Send back all the data below, exactly as given.

# start of THE DATA

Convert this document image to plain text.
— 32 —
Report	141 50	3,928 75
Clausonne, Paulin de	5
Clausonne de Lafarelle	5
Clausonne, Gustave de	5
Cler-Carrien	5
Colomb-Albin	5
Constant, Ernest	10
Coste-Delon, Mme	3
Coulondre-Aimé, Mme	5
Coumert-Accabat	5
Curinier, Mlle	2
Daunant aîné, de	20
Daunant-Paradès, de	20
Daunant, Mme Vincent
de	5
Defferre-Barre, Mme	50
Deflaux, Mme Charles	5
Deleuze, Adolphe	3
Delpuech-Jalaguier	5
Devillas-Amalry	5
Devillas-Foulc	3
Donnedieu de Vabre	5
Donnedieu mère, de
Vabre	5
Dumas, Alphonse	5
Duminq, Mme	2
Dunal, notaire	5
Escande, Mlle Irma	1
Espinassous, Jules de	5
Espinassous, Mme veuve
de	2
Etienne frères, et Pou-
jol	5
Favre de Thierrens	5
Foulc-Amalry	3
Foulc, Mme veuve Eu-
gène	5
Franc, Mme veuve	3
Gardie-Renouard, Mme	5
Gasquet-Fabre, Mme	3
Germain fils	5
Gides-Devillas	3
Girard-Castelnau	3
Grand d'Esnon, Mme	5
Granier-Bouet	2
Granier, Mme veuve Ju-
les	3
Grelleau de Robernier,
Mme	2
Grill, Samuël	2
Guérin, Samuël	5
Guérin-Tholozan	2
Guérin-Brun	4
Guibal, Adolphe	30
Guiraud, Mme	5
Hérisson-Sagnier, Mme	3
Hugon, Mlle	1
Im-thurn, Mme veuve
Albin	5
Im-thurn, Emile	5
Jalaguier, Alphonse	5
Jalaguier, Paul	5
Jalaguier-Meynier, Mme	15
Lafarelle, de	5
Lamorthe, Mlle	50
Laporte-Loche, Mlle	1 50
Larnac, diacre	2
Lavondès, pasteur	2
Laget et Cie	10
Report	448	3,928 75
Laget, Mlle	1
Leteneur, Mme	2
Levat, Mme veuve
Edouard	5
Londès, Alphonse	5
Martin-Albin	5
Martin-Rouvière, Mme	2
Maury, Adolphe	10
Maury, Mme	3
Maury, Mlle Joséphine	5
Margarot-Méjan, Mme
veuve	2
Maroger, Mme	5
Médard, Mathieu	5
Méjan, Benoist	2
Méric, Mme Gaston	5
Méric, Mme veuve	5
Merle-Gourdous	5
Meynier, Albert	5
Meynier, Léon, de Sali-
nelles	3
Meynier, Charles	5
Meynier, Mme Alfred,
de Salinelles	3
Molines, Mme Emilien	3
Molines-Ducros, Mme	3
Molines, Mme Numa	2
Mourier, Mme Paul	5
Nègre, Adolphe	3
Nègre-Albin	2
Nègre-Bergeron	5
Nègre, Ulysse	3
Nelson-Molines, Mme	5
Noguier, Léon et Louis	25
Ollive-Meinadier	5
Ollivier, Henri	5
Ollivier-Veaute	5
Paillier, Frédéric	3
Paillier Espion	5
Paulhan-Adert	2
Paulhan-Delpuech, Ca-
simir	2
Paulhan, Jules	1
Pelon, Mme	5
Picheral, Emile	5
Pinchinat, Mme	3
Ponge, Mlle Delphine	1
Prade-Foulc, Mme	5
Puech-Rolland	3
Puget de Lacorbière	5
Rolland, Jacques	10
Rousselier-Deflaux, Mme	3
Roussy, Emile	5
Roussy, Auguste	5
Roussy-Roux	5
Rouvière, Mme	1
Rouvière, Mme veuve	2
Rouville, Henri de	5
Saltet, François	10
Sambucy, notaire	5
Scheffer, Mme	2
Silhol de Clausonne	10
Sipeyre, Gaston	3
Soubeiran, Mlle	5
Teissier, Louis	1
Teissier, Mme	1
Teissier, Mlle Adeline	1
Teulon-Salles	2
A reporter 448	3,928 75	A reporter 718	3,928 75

# end of THE DATA

• _THE OUTPUT_:
Convert this document image to plain text.
— 32 —
Report	141 50	3,928 75
Clausonne, Paulin de	5
Clausonne de Lafarelle	5
Clausonne, Gustave de	5
Cler-Carrien	5
Colomb-Albin	5
Constant, Ernest	10
Coste-Delon, Mme	3
Coulondre-Aimé, Mme	5
Coumert-Accabat	5
Curinier, Mlle	2
Daunant aîné, de	20
Daunant-Paradès, de	20
Daunant, Mme Vincent
de	5
Defferre-Barre, Mme	50
Deflaux, Mme Charles	5
Deleuze, Adolphe	3
Delpuech-Jalaguier	5
Devillas-Amalry	5
Devillas-Foulc	3
Donnedieu de Vabre	5
Donnedieu mère, de
Vabre	5
Dumas, Alphonse	5
Duminq, Mme	2
Dunal, notaire	5
Escande, Mlle Irma	1
Espinassous, Jules de	5
Espinassous, Mme veuve
de	2
Etienne frères, et Pou-
jol	5
Favre de Thierrens	5
Foulc-Amalry	3
Foulc, Mme veuve Eu-
gène	5
Franc, Mme veuve	3
Gardie-Renouard, Mme	5
Gasquet-Fabre, Mme	3
Germain fils	5
Gides-Devillas	3
Girard-Castelnau	3
Grand d'Esnon, Mme	5
Granier-Bouet	2
Granier, Mme veuve Ju-
les	3
Grelleau de Robernier,
Mme	2
Grill, Samuël	2
Guérin, Samuël	5
Guérin-Tholozan	2
Guérin-Brun	4
Guibal, Adolphe	30
Guiraud, Mme	5
Hérisson-Sagnier, Mme	3
Hugon, Mlle	1
Im-thurn, Mme veuve
Albin	5
Im-thurn, Emile	5
Jalaguier, Alphonse	5
Jalaguier, Paul	5
Jalaguier-Meynier, Mme	15
Lafarelle, de	5
Lamorthe, Mlle	50
Laporte-Loche, Mlle	1 50
Larnac, diacre	2
Lavondès, pasteur	2
Laget et Cie	10
Report	448	3,928 75
Laget, Mlle	1
Leteneur, Mme	2
Levat, Mme veuve
Edouard	5
Londès, Alphonse	5
Martin-Albin	5
Martin-Rouvière, Mme	2
Maury, Adolphe	10
Maury, Mme	3
Maury, Mlle Joséphine	5
Margarot-Méjan, Mme
veuve	2
Maroger, Mme	5
Médard, Mathieu	5
Méjan, Benoist	2
Méric, Mme Gaston	5
Méric, Mme veuve	5
Merle-Gourdous	5
Meynier, Albert	5
Meynier, Léon, de Sali-
nelles	3
Meynier, Charles	5
Meynier, Mme Alfred,
de Salinelles	3
Molines, Mme Emilien	3
Molines-Ducros, Mme	3
Molines, Mme Numa	2
Mourier, Mme Paul	5
Nègre, Adolphe	3
Nègre-Albin	2
Nègre-Bergeron	5
Nègre, Ulysse	3
Nelson-Molines, Mme	5
Noguier, Léon et Louis	25
Ollive-Meinadier	5
Ollivier, Henri	5
Ollivier-Veaute	5
Paillier, Frédéric	3
Paillier Espion	5
Paulhan-Adert	2
Paulhan-Delpuech, Ca-
simir	2
Paulhan, Jules	1
Pelon, Mme	5
Picheral, Emile	5
Pinchinat, Mme	3
Ponge, Mlle Delphine	1
Prade-Foulc, Mme	5
Puech-Rolland	3
Puget de Lacorbière	5
Rolland, Jacques	10
Rousselier-Deflaux, Mme	3
Roussy, Emile	5
Roussy, Auguste	5
Roussy-Roux	5
Rouvière, Mme	1
Rouvière, Mme veuve	2
Rouville, Henri de	5
Saltet, François	10
Sambucy, notaire	5
Scheffer, Mme	2
Silhol de Clausonne	10
Sipeyre, Gaston	3
Soubeiran, Mlle	5
Teissier, Louis	1
Teissier, Mme	1
Teissier, Mlle Adeline	1
Teulon-Salles	2
A reporter 448	3,928 75	A reporter 718	3,928 75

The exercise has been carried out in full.